## Aim
Reproduce each of the lines word for word.

──────── Raw data

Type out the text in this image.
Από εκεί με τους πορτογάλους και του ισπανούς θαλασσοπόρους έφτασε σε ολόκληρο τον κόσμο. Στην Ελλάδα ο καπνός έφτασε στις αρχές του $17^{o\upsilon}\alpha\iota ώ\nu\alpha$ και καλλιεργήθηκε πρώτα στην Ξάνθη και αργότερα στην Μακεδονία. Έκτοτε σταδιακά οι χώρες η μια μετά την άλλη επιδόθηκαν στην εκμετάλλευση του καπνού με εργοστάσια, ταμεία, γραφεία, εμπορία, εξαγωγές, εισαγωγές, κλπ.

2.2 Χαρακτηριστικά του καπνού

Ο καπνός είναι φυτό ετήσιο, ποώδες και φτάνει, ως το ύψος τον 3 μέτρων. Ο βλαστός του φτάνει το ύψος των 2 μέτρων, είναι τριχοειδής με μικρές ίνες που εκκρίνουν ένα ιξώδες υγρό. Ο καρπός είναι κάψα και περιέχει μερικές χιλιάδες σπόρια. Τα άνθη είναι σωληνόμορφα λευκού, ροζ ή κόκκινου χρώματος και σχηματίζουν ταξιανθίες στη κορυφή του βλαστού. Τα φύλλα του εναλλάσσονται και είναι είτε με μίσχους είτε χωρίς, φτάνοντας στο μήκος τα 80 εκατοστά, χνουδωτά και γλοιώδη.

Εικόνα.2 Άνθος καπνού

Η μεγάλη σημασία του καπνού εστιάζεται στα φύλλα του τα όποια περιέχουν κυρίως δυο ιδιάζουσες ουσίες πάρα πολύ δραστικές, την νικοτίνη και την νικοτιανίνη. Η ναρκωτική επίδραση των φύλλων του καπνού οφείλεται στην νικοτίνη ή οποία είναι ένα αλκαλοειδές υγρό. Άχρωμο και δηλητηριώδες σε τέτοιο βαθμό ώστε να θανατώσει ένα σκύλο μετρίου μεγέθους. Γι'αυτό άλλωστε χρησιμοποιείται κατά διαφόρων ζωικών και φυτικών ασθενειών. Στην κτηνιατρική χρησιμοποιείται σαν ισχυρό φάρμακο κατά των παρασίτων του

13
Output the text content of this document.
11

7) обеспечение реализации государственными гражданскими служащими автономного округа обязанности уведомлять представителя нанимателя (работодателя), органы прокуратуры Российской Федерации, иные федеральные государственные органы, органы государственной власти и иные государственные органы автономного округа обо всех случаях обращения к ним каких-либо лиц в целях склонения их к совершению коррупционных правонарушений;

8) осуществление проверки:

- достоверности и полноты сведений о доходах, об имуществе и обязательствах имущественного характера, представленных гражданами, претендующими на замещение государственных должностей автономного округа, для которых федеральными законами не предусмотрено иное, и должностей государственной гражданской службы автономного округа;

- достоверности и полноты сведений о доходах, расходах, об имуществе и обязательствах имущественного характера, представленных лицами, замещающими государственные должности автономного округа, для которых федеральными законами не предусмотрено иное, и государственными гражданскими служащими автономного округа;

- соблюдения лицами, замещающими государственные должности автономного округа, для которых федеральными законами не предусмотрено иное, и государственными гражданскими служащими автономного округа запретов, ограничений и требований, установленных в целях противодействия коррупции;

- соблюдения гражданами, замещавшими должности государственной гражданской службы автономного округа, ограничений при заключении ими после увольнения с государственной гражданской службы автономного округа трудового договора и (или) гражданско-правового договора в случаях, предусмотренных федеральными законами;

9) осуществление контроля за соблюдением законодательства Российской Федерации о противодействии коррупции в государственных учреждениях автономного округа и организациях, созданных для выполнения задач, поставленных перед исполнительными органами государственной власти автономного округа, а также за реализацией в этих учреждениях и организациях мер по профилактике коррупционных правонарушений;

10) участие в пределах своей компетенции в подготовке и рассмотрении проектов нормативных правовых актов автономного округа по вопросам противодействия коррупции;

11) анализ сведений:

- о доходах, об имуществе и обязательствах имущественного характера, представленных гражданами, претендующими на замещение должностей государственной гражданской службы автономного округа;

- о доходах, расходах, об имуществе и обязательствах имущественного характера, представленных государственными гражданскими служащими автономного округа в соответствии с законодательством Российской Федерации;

────────────────

## Output for this task
Type out the text in this image.
Από εκεί με τους πορτογάλους και του ισπανούς θαλασσοπόρους έφτασε σε ολόκληρο τον κόσμο. Στην Ελλάδα ο καπνός έφτασε στις αρχές του $17^{o\upsilon}\alpha\iota ώ\nu\alpha$ και καλλιεργήθηκε πρώτα στην Ξάνθη και αργότερα στην Μακεδονία. Έκτοτε σταδιακά οι χώρες η μια μετά την άλλη επιδόθηκαν στην εκμετάλλευση του καπνού με εργοστάσια, ταμεία, γραφεία, εμπορία, εξαγωγές, εισαγωγές, κλπ.

2.2 Χαρακτηριστικά του καπνού

Ο καπνός είναι φυτό ετήσιο, ποώδες και φτάνει, ως το ύψος τον 3 μέτρων. Ο βλαστός του φτάνει το ύψος των 2 μέτρων, είναι τριχοειδής με μικρές ίνες που εκκρίνουν ένα ιξώδες υγρό. Ο καρπός είναι κάψα και περιέχει μερικές χιλιάδες σπόρια. Τα άνθη είναι σωληνόμορφα λευκού, ροζ ή κόκκινου χρώματος και σχηματίζουν ταξιανθίες στη κορυφή του βλαστού. Τα φύλλα του εναλλάσσονται και είναι είτε με μίσχους είτε χωρίς, φτάνοντας στο μήκος τα 80 εκατοστά, χνουδωτά και γλοιώδη.

Εικόνα.2 Άνθος καπνού

Η μεγάλη σημασία του καπνού εστιάζεται στα φύλλα του τα όποια περιέχουν κυρίως δυο ιδιάζουσες ουσίες πάρα πολύ δραστικές, την νικοτίνη και την νικοτιανίνη. Η ναρκωτική επίδραση των φύλλων του καπνού οφείλεται στην νικοτίνη ή οποία είναι ένα αλκαλοειδές υγρό. Άχρωμο και δηλητηριώδες σε τέτοιο βαθμό ώστε να θανατώσει ένα σκύλο μετρίου μεγέθους. Γι'αυτό άλλωστε χρησιμοποιείται κατά διαφόρων ζωικών και φυτικών ασθενειών. Στην κτηνιατρική χρησιμοποιείται σαν ισχυρό φάρμακο κατά των παρασίτων του

13
Output the text content of this document.
11

7) обеспечение реализации государственными гражданскими служащими автономного округа обязанности уведомлять представителя нанимателя (работодателя), органы прокуратуры Российской Федерации, иные федеральные государственные органы, органы государственной власти и иные государственные органы автономного округа обо всех случаях обращения к ним каких-либо лиц в целях склонения их к совершению коррупционных правонарушений;

8) осуществление проверки:

- достоверности и полноты сведений о доходах, об имуществе и обязательствах имущественного характера, представленных гражданами, претендующими на замещение государственных должностей автономного округа, для которых федеральными законами не предусмотрено иное, и должностей государственной гражданской службы автономного округа;

- достоверности и полноты сведений о доходах, расходах, об имуществе и обязательствах имущественного характера, представленных лицами, замещающими государственные должности автономного округа, для которых федеральными законами не предусмотрено иное, и государственными гражданскими служащими автономного округа;

- соблюдения лицами, замещающими государственные должности автономного округа, для которых федеральными законами не предусмотрено иное, и государственными гражданскими служащими автономного округа запретов, ограничений и требований, установленных в целях противодействия коррупции;

- соблюдения гражданами, замещавшими должности государственной гражданской службы автономного округа, ограничений при заключении ими после увольнения с государственной гражданской службы автономного округа трудового договора и (или) гражданско-правового договора в случаях, предусмотренных федеральными законами;

9) осуществление контроля за соблюдением законодательства Российской Федерации о противодействии коррупции в государственных учреждениях автономного округа и организациях, созданных для выполнения задач, поставленных перед исполнительными органами государственной власти автономного округа, а также за реализацией в этих учреждениях и организациях мер по профилактике коррупционных правонарушений;

10) участие в пределах своей компетенции в подготовке и рассмотрении проектов нормативных правовых актов автономного округа по вопросам противодействия коррупции;

11) анализ сведений:

- о доходах, об имуществе и обязательствах имущественного характера, представленных гражданами, претендующими на замещение должностей государственной гражданской службы автономного округа;

- о доходах, расходах, об имуществе и обязательствах имущественного характера, представленных государственными гражданскими служащими автономного округа в соответствии с законодательством Российской Федерации;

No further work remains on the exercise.